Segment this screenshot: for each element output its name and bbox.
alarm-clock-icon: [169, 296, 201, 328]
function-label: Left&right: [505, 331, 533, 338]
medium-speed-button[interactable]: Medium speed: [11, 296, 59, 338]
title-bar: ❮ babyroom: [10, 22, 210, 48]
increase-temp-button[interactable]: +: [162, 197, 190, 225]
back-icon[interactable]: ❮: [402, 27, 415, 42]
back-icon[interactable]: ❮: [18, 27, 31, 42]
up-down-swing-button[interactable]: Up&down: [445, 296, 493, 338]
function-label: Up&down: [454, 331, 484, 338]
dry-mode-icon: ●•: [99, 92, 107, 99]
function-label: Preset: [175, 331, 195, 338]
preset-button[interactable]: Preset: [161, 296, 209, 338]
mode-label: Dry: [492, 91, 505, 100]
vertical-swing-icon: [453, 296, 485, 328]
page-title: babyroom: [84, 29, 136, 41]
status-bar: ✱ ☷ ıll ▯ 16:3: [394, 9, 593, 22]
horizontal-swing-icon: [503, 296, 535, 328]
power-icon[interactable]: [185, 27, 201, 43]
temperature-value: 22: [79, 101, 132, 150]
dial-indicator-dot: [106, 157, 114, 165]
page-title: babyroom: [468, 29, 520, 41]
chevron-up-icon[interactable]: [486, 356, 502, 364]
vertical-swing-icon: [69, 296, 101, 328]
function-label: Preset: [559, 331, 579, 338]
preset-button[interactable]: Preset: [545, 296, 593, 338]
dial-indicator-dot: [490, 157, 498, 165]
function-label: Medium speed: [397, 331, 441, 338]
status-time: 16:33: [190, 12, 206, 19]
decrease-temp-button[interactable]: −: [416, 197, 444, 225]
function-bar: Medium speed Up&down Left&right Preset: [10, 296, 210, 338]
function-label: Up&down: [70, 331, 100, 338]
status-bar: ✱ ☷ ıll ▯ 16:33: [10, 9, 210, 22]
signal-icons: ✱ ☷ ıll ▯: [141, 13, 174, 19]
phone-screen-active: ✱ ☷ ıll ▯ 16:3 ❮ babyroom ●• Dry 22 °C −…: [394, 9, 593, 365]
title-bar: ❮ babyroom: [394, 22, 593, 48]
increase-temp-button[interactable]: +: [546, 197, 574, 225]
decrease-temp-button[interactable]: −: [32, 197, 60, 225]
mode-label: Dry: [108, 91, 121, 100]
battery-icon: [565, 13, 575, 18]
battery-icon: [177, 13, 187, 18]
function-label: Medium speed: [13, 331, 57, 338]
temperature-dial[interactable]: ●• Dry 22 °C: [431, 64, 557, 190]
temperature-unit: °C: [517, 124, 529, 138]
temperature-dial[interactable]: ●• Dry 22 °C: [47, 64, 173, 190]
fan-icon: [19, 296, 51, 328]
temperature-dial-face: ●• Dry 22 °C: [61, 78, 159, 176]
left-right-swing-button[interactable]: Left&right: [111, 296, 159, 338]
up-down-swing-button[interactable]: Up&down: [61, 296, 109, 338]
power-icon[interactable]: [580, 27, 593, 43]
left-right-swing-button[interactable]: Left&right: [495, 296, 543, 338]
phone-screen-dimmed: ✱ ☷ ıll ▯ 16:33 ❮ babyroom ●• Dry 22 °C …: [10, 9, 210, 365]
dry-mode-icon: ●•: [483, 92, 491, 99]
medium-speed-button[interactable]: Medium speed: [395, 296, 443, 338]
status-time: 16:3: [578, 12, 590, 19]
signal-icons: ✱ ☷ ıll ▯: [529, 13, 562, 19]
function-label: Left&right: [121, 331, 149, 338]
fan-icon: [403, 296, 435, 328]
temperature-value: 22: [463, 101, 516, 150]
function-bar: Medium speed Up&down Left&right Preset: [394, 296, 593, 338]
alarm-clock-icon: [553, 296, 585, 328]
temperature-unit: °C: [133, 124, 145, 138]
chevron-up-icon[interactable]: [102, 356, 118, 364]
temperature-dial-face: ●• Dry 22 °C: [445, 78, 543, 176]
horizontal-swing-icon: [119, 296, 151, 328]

####################

Copy out the lines above word for word, keeping every character and line break unchanged.

→ Exercise result:
Segment this screenshot: for each element output its name and bbox.
alarm-clock-icon: [169, 296, 201, 328]
function-label: Left&right: [505, 331, 533, 338]
medium-speed-button[interactable]: Medium speed: [11, 296, 59, 338]
title-bar: ❮ babyroom: [10, 22, 210, 48]
increase-temp-button[interactable]: +: [162, 197, 190, 225]
back-icon[interactable]: ❮: [402, 27, 415, 42]
back-icon[interactable]: ❮: [18, 27, 31, 42]
up-down-swing-button[interactable]: Up&down: [445, 296, 493, 338]
function-label: Up&down: [454, 331, 484, 338]
dry-mode-icon: ●•: [99, 92, 107, 99]
function-label: Preset: [175, 331, 195, 338]
preset-button[interactable]: Preset: [161, 296, 209, 338]
mode-label: Dry: [492, 91, 505, 100]
vertical-swing-icon: [453, 296, 485, 328]
page-title: babyroom: [84, 29, 136, 41]
status-bar: ✱ ☷ ıll ▯ 16:3: [394, 9, 593, 22]
horizontal-swing-icon: [503, 296, 535, 328]
power-icon[interactable]: [185, 27, 201, 43]
temperature-value: 22: [79, 101, 132, 150]
dial-indicator-dot: [106, 157, 114, 165]
page-title: babyroom: [468, 29, 520, 41]
chevron-up-icon[interactable]: [486, 356, 502, 364]
vertical-swing-icon: [69, 296, 101, 328]
function-label: Preset: [559, 331, 579, 338]
preset-button[interactable]: Preset: [545, 296, 593, 338]
dial-indicator-dot: [490, 157, 498, 165]
function-label: Medium speed: [397, 331, 441, 338]
status-time: 16:33: [190, 12, 206, 19]
decrease-temp-button[interactable]: −: [416, 197, 444, 225]
function-bar: Medium speed Up&down Left&right Preset: [10, 296, 210, 338]
function-label: Up&down: [70, 331, 100, 338]
status-bar: ✱ ☷ ıll ▯ 16:33: [10, 9, 210, 22]
signal-icons: ✱ ☷ ıll ▯: [141, 13, 174, 19]
phone-screen-active: ✱ ☷ ıll ▯ 16:3 ❮ babyroom ●• Dry 22 °C −…: [394, 9, 593, 365]
title-bar: ❮ babyroom: [394, 22, 593, 48]
increase-temp-button[interactable]: +: [546, 197, 574, 225]
decrease-temp-button[interactable]: −: [32, 197, 60, 225]
mode-label: Dry: [108, 91, 121, 100]
battery-icon: [565, 13, 575, 18]
battery-icon: [177, 13, 187, 18]
function-label: Medium speed: [13, 331, 57, 338]
temperature-dial[interactable]: ●• Dry 22 °C: [431, 64, 557, 190]
temperature-unit: °C: [517, 124, 529, 138]
temperature-dial[interactable]: ●• Dry 22 °C: [47, 64, 173, 190]
fan-icon: [19, 296, 51, 328]
temperature-dial-face: ●• Dry 22 °C: [61, 78, 159, 176]
left-right-swing-button[interactable]: Left&right: [111, 296, 159, 338]
up-down-swing-button[interactable]: Up&down: [61, 296, 109, 338]
power-icon[interactable]: [580, 27, 593, 43]
left-right-swing-button[interactable]: Left&right: [495, 296, 543, 338]
phone-screen-dimmed: ✱ ☷ ıll ▯ 16:33 ❮ babyroom ●• Dry 22 °C …: [10, 9, 210, 365]
dry-mode-icon: ●•: [483, 92, 491, 99]
medium-speed-button[interactable]: Medium speed: [395, 296, 443, 338]
status-time: 16:3: [578, 12, 590, 19]
signal-icons: ✱ ☷ ıll ▯: [529, 13, 562, 19]
function-label: Left&right: [121, 331, 149, 338]
fan-icon: [403, 296, 435, 328]
temperature-value: 22: [463, 101, 516, 150]
function-bar: Medium speed Up&down Left&right Preset: [394, 296, 593, 338]
alarm-clock-icon: [553, 296, 585, 328]
temperature-unit: °C: [133, 124, 145, 138]
chevron-up-icon[interactable]: [102, 356, 118, 364]
temperature-dial-face: ●• Dry 22 °C: [445, 78, 543, 176]
horizontal-swing-icon: [119, 296, 151, 328]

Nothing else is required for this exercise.